--- START EXERCISE INPUTS ---

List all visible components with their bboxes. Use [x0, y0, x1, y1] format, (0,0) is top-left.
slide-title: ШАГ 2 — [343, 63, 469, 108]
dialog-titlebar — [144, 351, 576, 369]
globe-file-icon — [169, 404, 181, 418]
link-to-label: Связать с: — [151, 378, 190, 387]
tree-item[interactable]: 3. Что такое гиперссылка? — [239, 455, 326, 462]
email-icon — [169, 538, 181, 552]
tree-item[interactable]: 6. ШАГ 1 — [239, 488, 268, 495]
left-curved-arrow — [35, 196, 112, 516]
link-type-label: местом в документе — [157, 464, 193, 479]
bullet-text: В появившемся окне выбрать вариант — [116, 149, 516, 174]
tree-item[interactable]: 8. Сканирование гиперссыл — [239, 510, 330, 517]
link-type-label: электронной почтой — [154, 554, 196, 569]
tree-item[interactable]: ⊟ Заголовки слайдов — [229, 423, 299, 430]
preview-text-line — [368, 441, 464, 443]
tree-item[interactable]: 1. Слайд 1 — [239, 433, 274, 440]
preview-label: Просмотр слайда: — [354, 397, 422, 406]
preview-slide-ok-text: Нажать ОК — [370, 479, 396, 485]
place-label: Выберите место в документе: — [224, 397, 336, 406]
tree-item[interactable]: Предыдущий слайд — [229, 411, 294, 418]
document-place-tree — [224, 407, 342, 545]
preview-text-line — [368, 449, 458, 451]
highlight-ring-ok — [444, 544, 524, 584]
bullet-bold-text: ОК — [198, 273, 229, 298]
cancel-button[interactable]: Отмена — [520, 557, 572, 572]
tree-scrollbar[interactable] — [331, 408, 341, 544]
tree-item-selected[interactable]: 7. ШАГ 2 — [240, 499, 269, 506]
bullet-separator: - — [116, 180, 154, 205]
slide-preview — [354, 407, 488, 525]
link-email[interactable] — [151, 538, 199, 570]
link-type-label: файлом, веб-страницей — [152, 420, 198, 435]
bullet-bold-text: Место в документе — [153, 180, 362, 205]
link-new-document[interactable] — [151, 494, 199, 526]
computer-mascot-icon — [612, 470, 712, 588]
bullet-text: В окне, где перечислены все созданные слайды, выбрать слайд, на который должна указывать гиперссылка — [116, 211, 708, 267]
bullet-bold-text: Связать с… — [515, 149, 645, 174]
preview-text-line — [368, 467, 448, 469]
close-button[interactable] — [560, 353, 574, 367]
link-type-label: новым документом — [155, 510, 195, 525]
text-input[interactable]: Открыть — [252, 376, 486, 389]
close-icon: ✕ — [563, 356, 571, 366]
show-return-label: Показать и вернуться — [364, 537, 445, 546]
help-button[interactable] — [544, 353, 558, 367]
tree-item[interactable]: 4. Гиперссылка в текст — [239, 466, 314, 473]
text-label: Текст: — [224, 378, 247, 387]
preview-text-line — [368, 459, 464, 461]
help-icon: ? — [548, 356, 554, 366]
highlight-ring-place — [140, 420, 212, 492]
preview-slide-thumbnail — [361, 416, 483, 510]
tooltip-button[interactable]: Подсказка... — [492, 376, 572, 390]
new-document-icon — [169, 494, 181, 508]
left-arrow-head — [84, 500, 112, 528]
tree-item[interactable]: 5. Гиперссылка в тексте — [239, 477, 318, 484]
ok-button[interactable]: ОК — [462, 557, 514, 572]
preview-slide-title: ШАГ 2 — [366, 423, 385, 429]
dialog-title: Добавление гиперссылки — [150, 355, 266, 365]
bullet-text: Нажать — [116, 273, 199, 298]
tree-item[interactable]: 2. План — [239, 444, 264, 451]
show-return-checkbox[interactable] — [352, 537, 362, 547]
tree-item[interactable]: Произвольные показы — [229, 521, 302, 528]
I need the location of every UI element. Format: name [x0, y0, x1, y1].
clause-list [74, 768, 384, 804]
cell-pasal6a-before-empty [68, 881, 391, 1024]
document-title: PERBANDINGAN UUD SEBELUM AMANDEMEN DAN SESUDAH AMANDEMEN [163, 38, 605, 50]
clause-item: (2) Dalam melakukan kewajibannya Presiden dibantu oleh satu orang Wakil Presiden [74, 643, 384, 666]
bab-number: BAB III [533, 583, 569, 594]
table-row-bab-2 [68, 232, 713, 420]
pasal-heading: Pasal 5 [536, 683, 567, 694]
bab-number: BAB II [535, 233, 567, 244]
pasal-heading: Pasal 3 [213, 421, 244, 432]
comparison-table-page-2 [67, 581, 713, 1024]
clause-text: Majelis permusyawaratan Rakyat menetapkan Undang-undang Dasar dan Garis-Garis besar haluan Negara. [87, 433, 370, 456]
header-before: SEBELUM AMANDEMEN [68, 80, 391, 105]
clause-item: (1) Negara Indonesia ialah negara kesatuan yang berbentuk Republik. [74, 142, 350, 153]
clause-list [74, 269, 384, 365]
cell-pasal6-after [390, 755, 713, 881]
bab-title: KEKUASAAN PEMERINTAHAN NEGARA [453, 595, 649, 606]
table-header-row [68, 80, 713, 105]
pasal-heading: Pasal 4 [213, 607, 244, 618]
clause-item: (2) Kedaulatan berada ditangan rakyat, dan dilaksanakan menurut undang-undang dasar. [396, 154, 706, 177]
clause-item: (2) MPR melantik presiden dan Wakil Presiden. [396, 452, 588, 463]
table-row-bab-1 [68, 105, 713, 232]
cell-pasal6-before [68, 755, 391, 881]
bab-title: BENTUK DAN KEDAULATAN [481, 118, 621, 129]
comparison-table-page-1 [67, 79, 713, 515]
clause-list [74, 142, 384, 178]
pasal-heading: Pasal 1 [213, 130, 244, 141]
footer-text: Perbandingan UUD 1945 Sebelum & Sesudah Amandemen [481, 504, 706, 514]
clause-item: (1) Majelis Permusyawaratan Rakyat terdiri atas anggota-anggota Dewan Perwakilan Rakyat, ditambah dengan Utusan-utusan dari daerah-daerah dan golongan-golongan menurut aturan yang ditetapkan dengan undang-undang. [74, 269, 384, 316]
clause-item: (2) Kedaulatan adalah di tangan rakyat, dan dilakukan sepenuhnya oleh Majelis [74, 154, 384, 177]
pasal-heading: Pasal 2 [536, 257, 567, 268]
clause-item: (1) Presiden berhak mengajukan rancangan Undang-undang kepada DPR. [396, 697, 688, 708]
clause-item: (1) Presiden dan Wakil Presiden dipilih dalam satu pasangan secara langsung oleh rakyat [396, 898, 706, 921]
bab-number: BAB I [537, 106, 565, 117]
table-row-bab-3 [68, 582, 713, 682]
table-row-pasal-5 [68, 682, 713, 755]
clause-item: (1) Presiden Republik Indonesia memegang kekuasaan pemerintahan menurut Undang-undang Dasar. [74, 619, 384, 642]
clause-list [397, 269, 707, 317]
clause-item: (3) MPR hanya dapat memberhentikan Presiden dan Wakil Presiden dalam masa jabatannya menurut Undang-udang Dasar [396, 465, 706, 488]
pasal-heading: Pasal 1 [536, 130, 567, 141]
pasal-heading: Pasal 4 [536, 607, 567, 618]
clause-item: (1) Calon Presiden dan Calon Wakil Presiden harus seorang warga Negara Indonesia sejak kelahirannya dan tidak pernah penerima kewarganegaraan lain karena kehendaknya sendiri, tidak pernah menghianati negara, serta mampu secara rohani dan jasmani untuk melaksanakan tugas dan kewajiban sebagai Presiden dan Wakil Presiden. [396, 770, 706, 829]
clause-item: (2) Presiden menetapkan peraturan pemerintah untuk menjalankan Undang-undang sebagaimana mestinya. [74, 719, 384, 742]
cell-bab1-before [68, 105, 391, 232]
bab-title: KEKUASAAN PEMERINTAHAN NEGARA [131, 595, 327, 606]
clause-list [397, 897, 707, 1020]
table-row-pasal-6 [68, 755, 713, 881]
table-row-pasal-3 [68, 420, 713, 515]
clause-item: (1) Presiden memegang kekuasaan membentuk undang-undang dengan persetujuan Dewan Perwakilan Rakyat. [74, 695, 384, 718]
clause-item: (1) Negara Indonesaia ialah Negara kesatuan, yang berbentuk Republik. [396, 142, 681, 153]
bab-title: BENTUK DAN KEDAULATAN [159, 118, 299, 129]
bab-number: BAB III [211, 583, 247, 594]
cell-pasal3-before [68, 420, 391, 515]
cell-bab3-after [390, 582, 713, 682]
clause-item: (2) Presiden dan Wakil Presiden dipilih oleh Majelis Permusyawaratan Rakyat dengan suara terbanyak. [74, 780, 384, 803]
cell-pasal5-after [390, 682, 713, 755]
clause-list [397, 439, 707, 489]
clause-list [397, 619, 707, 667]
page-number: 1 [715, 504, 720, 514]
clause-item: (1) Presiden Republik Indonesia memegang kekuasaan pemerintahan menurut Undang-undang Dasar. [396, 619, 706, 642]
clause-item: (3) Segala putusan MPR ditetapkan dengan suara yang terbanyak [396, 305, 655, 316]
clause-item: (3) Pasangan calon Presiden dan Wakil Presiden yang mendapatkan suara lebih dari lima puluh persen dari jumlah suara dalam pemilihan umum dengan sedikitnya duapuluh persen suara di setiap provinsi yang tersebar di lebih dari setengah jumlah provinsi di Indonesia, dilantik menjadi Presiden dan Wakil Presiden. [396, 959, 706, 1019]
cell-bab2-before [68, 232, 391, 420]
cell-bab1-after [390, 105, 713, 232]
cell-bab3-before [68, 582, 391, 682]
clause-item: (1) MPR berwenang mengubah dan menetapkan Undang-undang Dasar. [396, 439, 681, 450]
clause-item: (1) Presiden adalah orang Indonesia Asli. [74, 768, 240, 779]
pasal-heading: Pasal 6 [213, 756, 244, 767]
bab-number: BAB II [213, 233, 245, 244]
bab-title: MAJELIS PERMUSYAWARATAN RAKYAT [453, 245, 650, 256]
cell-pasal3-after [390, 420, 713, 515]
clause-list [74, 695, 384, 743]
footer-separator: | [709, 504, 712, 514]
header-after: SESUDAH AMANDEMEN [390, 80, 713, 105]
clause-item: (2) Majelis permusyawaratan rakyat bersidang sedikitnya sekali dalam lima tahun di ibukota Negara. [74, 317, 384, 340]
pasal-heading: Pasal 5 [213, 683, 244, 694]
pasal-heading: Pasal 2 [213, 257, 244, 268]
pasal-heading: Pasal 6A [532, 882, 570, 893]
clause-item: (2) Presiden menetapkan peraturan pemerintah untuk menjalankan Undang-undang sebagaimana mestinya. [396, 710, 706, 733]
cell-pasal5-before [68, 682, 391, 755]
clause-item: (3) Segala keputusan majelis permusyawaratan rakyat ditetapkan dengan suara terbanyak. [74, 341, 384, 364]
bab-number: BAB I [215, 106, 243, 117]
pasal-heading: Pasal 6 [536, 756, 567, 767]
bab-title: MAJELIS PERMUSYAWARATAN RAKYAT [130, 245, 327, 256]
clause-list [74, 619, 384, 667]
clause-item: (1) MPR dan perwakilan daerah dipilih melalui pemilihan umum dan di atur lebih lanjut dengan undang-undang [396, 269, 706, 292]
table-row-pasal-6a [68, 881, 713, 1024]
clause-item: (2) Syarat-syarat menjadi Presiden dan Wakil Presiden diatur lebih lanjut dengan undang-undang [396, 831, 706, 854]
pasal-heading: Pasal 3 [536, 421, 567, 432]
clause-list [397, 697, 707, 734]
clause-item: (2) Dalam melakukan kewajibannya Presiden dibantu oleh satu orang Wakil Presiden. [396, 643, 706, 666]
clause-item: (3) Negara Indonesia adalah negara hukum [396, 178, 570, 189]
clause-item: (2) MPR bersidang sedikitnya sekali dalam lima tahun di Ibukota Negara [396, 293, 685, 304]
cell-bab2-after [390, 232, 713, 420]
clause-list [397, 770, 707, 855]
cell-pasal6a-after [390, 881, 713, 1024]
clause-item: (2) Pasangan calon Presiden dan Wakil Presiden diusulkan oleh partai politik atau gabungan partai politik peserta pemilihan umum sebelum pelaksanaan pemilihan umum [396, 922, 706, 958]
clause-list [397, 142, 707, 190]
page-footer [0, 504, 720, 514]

--- END EXERCISE INPUTS ---

◆ **AIM**:
Starting with the first line of the rows above, copy out each line unchanged, and stop after the line that contains "link-to-label: Связать с: —".

◆ **RESULT OF THE TASK**:
List all visible components with their bboxes. Use [x0, y0, x1, y1] format, (0,0) is top-left.
slide-title: ШАГ 2 — [343, 63, 469, 108]
dialog-titlebar — [144, 351, 576, 369]
globe-file-icon — [169, 404, 181, 418]
link-to-label: Связать с: — [151, 378, 190, 387]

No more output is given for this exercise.